§ **Data items**
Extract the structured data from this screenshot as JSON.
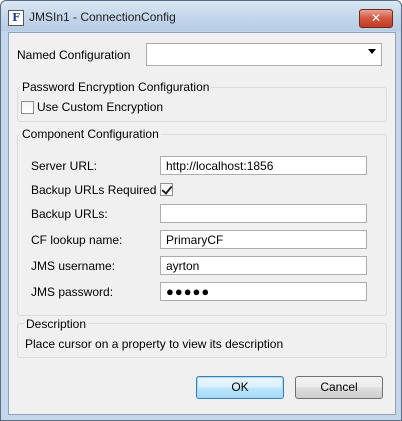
{
  "window": {
    "title": "JMSIn1 - ConnectionConfig",
    "icon_letter": "F",
    "close_glyph": "✕"
  },
  "named_configuration": {
    "label": "Named Configuration",
    "value": ""
  },
  "password_encryption": {
    "title": "Password Encryption Configuration",
    "use_custom_label": "Use Custom Encryption",
    "use_custom_checked": false
  },
  "component_configuration": {
    "title": "Component Configuration",
    "server_url_label": "Server URL:",
    "server_url_value": "http://localhost:1856",
    "backup_required_label": "Backup URLs Required",
    "backup_required_checked": true,
    "backup_urls_label": "Backup URLs:",
    "backup_urls_value": "",
    "cf_lookup_label": "CF lookup name:",
    "cf_lookup_value": "PrimaryCF",
    "jms_username_label": "JMS username:",
    "jms_username_value": "ayrton",
    "jms_password_label": "JMS password:",
    "jms_password_value": "●●●●●"
  },
  "description": {
    "title": "Description",
    "text": "Place cursor on a property to view its description"
  },
  "buttons": {
    "ok": "OK",
    "cancel": "Cancel"
  }
}
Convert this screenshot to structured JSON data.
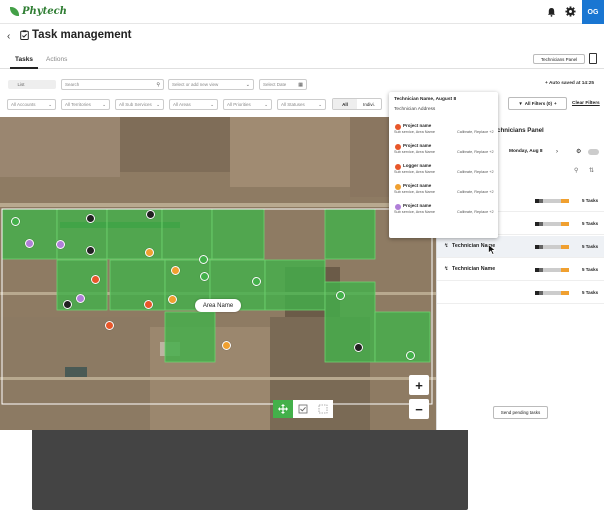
{
  "brand": {
    "name": "Phytech",
    "avatar_initials": "OG"
  },
  "header": {
    "title": "Task management"
  },
  "tabs": [
    {
      "label": "Tasks"
    },
    {
      "label": "Actions"
    }
  ],
  "technicians_panel_button": "Technicians Panel",
  "view_toggle": {
    "list": "List",
    "map": "Map"
  },
  "search": {
    "placeholder": "Search"
  },
  "view_select": {
    "placeholder": "Select or add new view"
  },
  "date_field": {
    "placeholder": "Select Date"
  },
  "autosave": "Auto saved at 14:25",
  "filters": {
    "accounts": "All Accounts",
    "territories": "All Territories",
    "sub_services": "All Sub Services",
    "areas": "All Areas",
    "priorities": "All Priorities",
    "statuses": "All Statuses",
    "seg_all": "All",
    "seg_indiv": "Indivi.",
    "all_filters": "All Filters (0)",
    "clear_filters": "Clear Filters"
  },
  "map": {
    "area_label": "Area Name"
  },
  "popup": {
    "header_name": "Technician Name, August 8",
    "header_addr": "Technician Address",
    "items": [
      {
        "title": "Project name",
        "sub": "Sub service, Area Name",
        "right": "Calibrate, Replace +2",
        "color": "#e8572a"
      },
      {
        "title": "Project name",
        "sub": "Sub service, Area Name",
        "right": "Calibrate, Replace +2",
        "color": "#e8572a"
      },
      {
        "title": "Logger name",
        "sub": "Sub service, Area Name",
        "right": "Calibrate, Replace +2",
        "color": "#e8572a"
      },
      {
        "title": "Project name",
        "sub": "Sub service, Area Name",
        "right": "Calibrate, Replace +2",
        "color": "#f0a030"
      },
      {
        "title": "Project name",
        "sub": "Sub service, Area Name",
        "right": "Calibrate, Replace +2",
        "color": "#b07fd8"
      }
    ]
  },
  "panel": {
    "title": "chnicians Panel",
    "date": "Monday, Aug 8",
    "rows": [
      {
        "name": "",
        "tasks": "5 Tasks"
      },
      {
        "name": "",
        "tasks": "5 Tasks"
      },
      {
        "name": "Technician Name",
        "tasks": "5 Tasks"
      },
      {
        "name": "Technician Name",
        "tasks": "5 Tasks"
      },
      {
        "name": "",
        "tasks": "5 Tasks"
      }
    ],
    "send_button": "Send pending tasks"
  },
  "colors": {
    "accent": "#1976d2",
    "brand_green": "#2e7d32",
    "field_green": "#43b04a",
    "orange": "#f0a030",
    "red": "#e8572a",
    "purple": "#b07fd8"
  }
}
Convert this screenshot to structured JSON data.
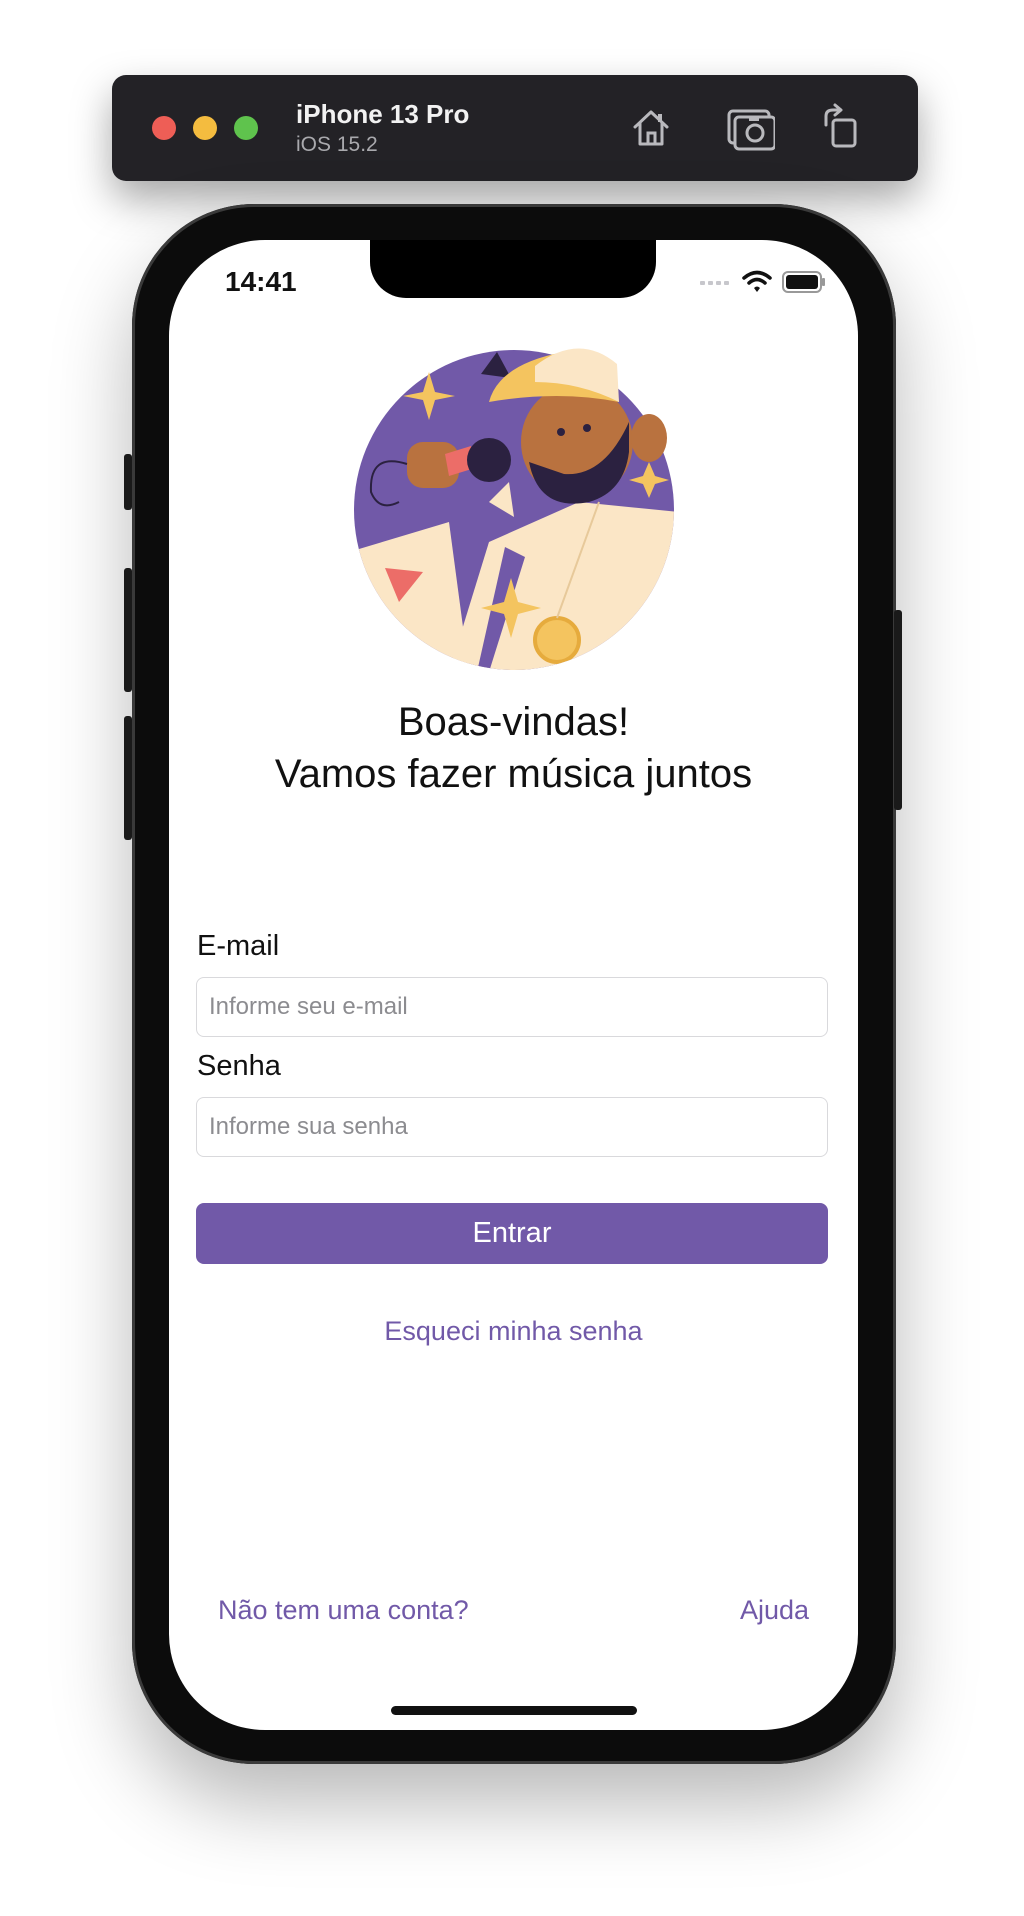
{
  "simulator": {
    "device_name": "iPhone 13 Pro",
    "os_version": "iOS 15.2",
    "buttons": [
      "home-icon",
      "screenshot-icon",
      "rotate-icon"
    ]
  },
  "status_bar": {
    "time": "14:41"
  },
  "welcome": {
    "line1": "Boas-vindas!",
    "line2": "Vamos fazer música juntos"
  },
  "form": {
    "email_label": "E-mail",
    "email_placeholder": "Informe seu e-mail",
    "password_label": "Senha",
    "password_placeholder": "Informe sua senha",
    "submit_label": "Entrar",
    "forgot_label": "Esqueci minha senha"
  },
  "footer": {
    "signup_label": "Não tem uma conta?",
    "help_label": "Ajuda"
  },
  "colors": {
    "accent": "#7159a8",
    "illustration_purple": "#7159a8",
    "illustration_cream": "#fbe6c6",
    "illustration_yellow": "#f4c45f"
  }
}
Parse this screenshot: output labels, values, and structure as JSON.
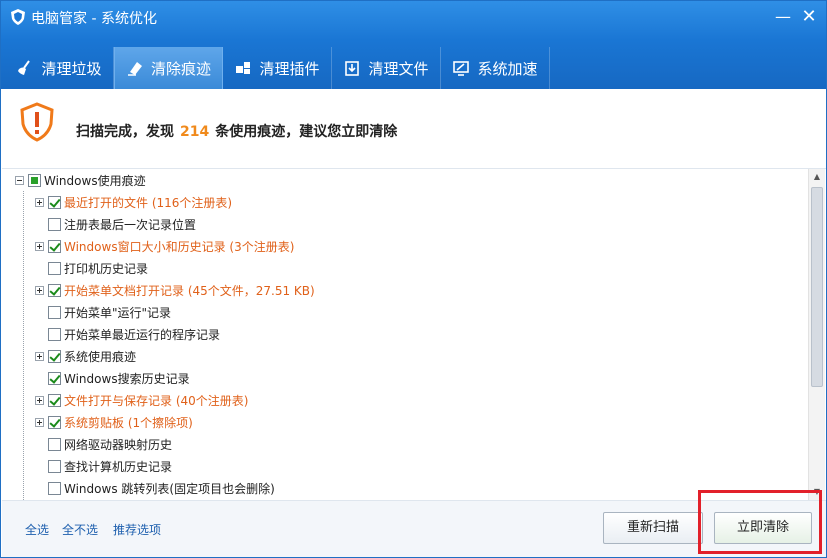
{
  "window": {
    "title": "电脑管家 - 系统优化"
  },
  "tabs": [
    {
      "label": "清理垃圾",
      "icon": "broom-icon"
    },
    {
      "label": "清除痕迹",
      "icon": "eraser-icon"
    },
    {
      "label": "清理插件",
      "icon": "puzzle-icon"
    },
    {
      "label": "清理文件",
      "icon": "file-box-icon"
    },
    {
      "label": "系统加速",
      "icon": "monitor-icon"
    }
  ],
  "banner": {
    "prefix": "扫描完成，发现",
    "count": "214",
    "suffix": "条使用痕迹，建议您立即清除"
  },
  "tree": {
    "root": "Windows使用痕迹",
    "items": [
      {
        "label": "最近打开的文件 (116个注册表)",
        "checked": true,
        "expandable": true,
        "warn": true
      },
      {
        "label": "注册表最后一次记录位置",
        "checked": false,
        "expandable": false,
        "warn": false
      },
      {
        "label": "Windows窗口大小和历史记录 (3个注册表)",
        "checked": true,
        "expandable": true,
        "warn": true
      },
      {
        "label": "打印机历史记录",
        "checked": false,
        "expandable": false,
        "warn": false
      },
      {
        "label": "开始菜单文档打开记录 (45个文件，27.51 KB)",
        "checked": true,
        "expandable": true,
        "warn": true
      },
      {
        "label": "开始菜单\"运行\"记录",
        "checked": false,
        "expandable": false,
        "warn": false
      },
      {
        "label": "开始菜单最近运行的程序记录",
        "checked": false,
        "expandable": false,
        "warn": false
      },
      {
        "label": "系统使用痕迹",
        "checked": true,
        "expandable": true,
        "warn": false
      },
      {
        "label": "Windows搜索历史记录",
        "checked": true,
        "expandable": false,
        "warn": false
      },
      {
        "label": "文件打开与保存记录 (40个注册表)",
        "checked": true,
        "expandable": true,
        "warn": true
      },
      {
        "label": "系统剪贴板 (1个擦除项)",
        "checked": true,
        "expandable": true,
        "warn": true
      },
      {
        "label": "网络驱动器映射历史",
        "checked": false,
        "expandable": false,
        "warn": false
      },
      {
        "label": "查找计算机历史记录",
        "checked": false,
        "expandable": false,
        "warn": false
      },
      {
        "label": "Windows 跳转列表(固定项目也会删除)",
        "checked": false,
        "expandable": false,
        "warn": false
      }
    ]
  },
  "footer": {
    "select_all": "全选",
    "select_none": "全不选",
    "recommended": "推荐选项",
    "rescan": "重新扫描",
    "clean_now": "立即清除"
  },
  "colors": {
    "accent": "#1a76d4",
    "warning": "#e0611a",
    "count": "#f08a1c",
    "highlight": "#e2202a"
  }
}
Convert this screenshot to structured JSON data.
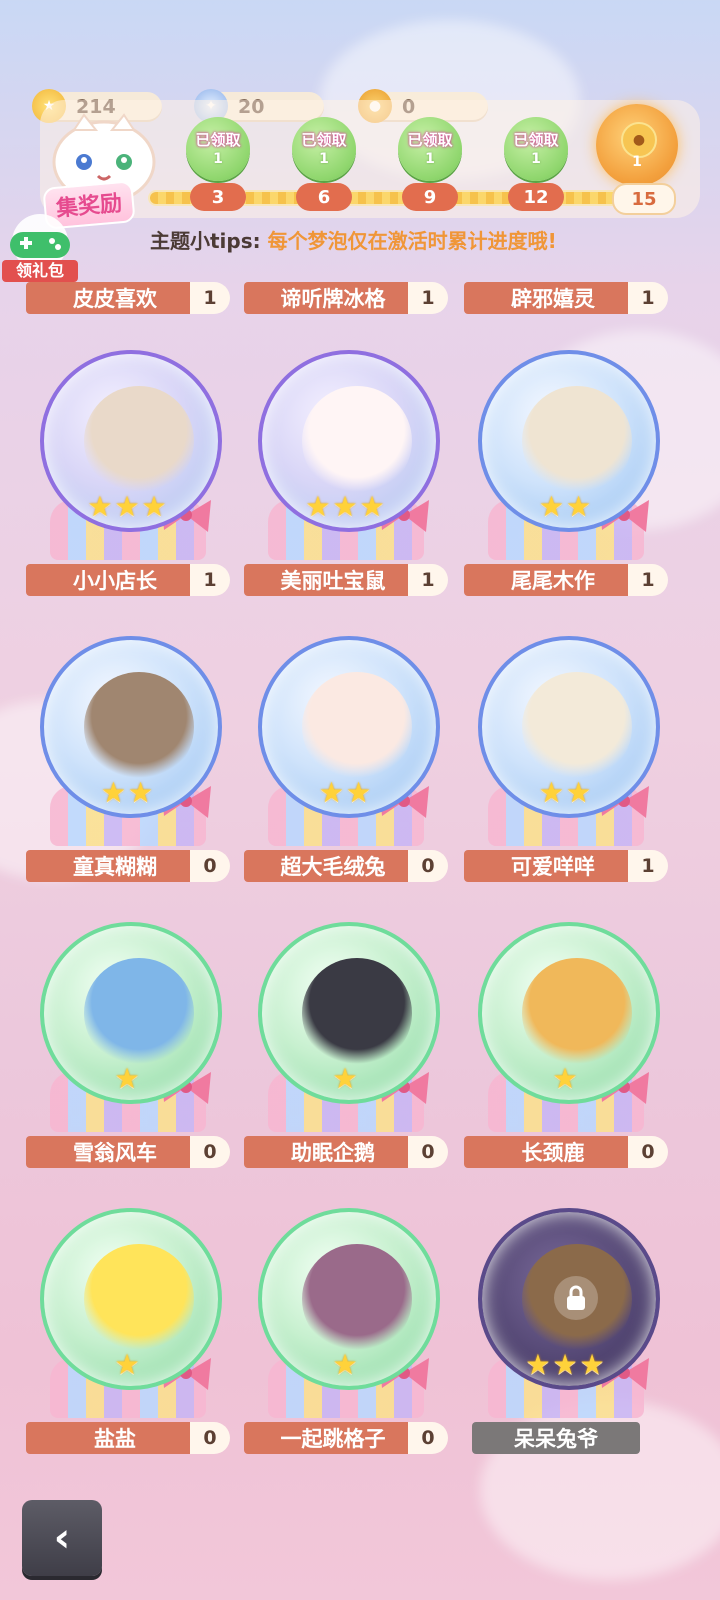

§ **What you are asked to do**
Copy out each line of the records where the string "title" appears.

§ **Finished answer**
    "title": "JMSIn1 - ConnectionConfig",
    "title": "Password Encryption Configuration",
    "title": "Component Configuration",
    "title": "Description",
    "title": "Task management"
        "title": "Project name",
        "title": "Project name",
        "title": "Logger name",
        "title": "Project name",
        "title": "Project name",
    "title": "chnicians Panel",
    "title": "电脑管家 - 系统优化"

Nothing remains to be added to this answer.